Pick out every line in the entries below that contains the word "plot" and copy each of those lines in full.

### [Supplied material]
----------

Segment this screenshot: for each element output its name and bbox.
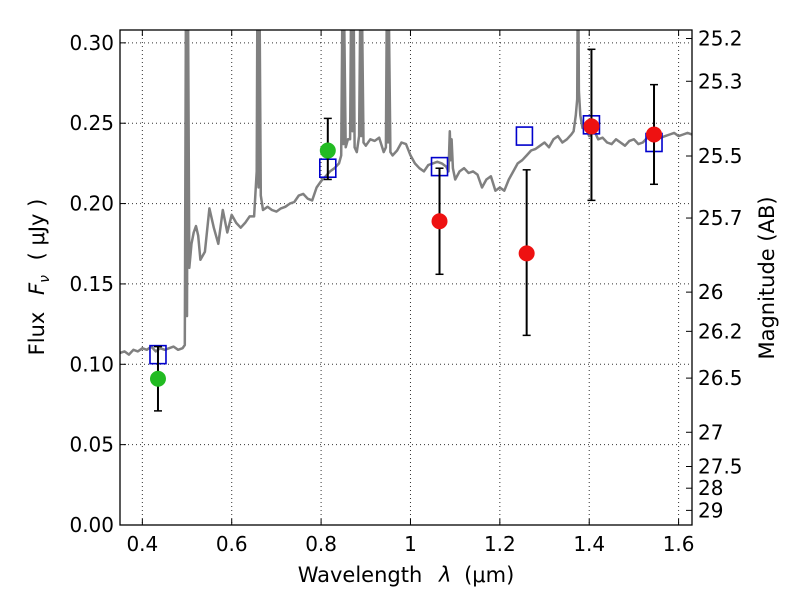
x-tick-label: 0.6	[216, 532, 248, 556]
data-area	[120, 30, 692, 412]
y-tick-label: 0.10	[69, 352, 114, 376]
x-axis-label-symbol: λ	[438, 563, 451, 587]
x-tick-label: 1.6	[663, 532, 695, 556]
photometry-point	[431, 213, 448, 230]
photometry-point	[149, 370, 166, 387]
x-tick-label: 1	[404, 532, 417, 556]
y2-axis-label: Magnitude (AB)	[755, 196, 779, 359]
y-tick-label: 0.20	[69, 192, 114, 216]
y-tick-label: 0.30	[69, 31, 114, 55]
x-tick-label: 0.4	[126, 532, 158, 556]
y2-tick-label: 27.5	[698, 455, 743, 479]
photometry-point	[518, 245, 535, 262]
plot-frame	[119, 29, 693, 526]
photometry-point	[583, 118, 600, 135]
y-tick-label: 0.05	[69, 433, 114, 457]
x-tick-label: 1.2	[484, 532, 516, 556]
axis-ticks: 0.4 0.6 0.8 1 1.2 1.4 1.6 0.00 0.05 0.10 0.15 0.20 0…	[69, 27, 742, 556]
y2-tick-label: 25.2	[698, 27, 743, 51]
photometry-point	[319, 142, 336, 159]
x-axis-label-unit: (μm)	[464, 563, 514, 587]
photometry-point	[646, 126, 663, 143]
spectrum-line	[120, 30, 692, 356]
y2-tick-label: 27	[698, 420, 723, 444]
x-axis-label-word: Wavelength	[298, 563, 423, 587]
y-axis-label-symbol: F	[25, 282, 49, 295]
y-axis-label-word: Flux	[25, 312, 49, 356]
y2-tick-label: 26.5	[698, 366, 743, 390]
y2-tick-label: 26.2	[698, 319, 743, 343]
y2-tick-label: 25.5	[698, 144, 743, 168]
y2-tick-label: 25.3	[698, 69, 743, 93]
y2-tick-label: 29	[698, 498, 723, 522]
x-tick-label: 1.4	[573, 532, 605, 556]
x-tick-label: 0.8	[305, 532, 337, 556]
y-tick-label: 0.15	[69, 272, 114, 296]
y2-tick-label: 25.7	[698, 206, 743, 230]
model-photometry-square	[515, 126, 534, 146]
y-axis-label: Flux Fν ( μJy )	[25, 199, 54, 356]
y-axis-label-subscript: ν	[37, 275, 53, 283]
y-axis-label-unit: ( μJy )	[25, 199, 49, 261]
x-axis-label: Wavelength λ (μm)	[298, 563, 515, 587]
y2-tick-label: 28	[698, 476, 723, 500]
y2-tick-label: 26	[698, 280, 723, 304]
plot-background	[120, 30, 692, 525]
y-tick-label: 0.00	[69, 513, 114, 537]
y-tick-label: 0.25	[69, 111, 114, 135]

----------

### [Solution for this task]
plot-frame	[119, 29, 693, 526]
plot-background	[120, 30, 692, 525]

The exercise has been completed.